Say how many lines contain the word "upotrebne". Only the number should be given.

--- Data shown ---

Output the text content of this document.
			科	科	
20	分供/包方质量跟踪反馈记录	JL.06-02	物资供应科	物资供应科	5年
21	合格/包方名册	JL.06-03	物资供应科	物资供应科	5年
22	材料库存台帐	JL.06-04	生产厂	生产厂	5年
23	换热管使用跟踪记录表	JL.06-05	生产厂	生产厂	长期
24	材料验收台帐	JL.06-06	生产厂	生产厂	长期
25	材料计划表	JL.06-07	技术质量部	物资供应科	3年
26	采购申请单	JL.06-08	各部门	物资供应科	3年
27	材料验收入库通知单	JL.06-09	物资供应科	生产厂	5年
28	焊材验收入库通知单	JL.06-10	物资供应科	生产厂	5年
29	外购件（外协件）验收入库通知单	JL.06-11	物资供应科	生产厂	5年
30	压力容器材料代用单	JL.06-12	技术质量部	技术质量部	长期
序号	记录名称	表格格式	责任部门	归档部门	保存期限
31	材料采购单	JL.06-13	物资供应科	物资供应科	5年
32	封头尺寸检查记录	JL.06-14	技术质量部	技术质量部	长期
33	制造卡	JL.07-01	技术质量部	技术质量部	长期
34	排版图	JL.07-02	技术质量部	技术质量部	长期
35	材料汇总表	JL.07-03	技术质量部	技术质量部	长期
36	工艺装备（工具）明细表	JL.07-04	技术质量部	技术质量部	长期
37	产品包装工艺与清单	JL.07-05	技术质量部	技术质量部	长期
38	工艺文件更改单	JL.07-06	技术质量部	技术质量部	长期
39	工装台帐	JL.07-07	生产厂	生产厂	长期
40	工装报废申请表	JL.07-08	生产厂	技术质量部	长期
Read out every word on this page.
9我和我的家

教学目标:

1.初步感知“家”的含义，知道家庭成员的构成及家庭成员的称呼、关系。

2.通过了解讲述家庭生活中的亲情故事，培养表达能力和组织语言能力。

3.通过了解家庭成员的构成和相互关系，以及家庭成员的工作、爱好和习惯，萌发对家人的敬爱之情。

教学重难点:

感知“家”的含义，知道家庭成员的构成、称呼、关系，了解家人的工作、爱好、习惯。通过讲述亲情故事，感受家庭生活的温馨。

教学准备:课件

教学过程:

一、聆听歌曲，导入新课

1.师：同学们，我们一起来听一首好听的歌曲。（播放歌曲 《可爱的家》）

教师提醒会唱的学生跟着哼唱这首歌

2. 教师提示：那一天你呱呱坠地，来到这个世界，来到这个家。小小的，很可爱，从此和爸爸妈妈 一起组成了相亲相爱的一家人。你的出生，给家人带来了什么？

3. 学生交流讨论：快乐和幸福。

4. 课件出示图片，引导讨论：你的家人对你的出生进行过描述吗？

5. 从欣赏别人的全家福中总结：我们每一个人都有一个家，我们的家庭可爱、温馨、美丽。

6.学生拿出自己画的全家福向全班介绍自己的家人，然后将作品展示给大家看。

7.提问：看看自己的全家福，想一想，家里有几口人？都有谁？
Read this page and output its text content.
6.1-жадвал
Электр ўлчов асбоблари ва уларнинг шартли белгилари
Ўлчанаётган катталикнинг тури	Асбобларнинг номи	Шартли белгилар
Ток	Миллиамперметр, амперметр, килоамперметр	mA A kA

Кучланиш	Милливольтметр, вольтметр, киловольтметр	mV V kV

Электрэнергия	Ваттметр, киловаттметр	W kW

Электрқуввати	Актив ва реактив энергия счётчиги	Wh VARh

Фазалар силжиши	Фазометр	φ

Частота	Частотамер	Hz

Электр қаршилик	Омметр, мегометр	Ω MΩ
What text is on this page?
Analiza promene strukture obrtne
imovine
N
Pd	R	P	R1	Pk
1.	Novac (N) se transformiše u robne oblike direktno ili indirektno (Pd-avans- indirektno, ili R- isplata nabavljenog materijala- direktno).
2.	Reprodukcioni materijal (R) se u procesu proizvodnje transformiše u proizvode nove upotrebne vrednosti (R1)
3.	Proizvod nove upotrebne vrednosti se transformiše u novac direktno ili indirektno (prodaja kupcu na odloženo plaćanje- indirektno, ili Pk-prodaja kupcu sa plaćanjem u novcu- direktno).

---

_Worked answer:_ 2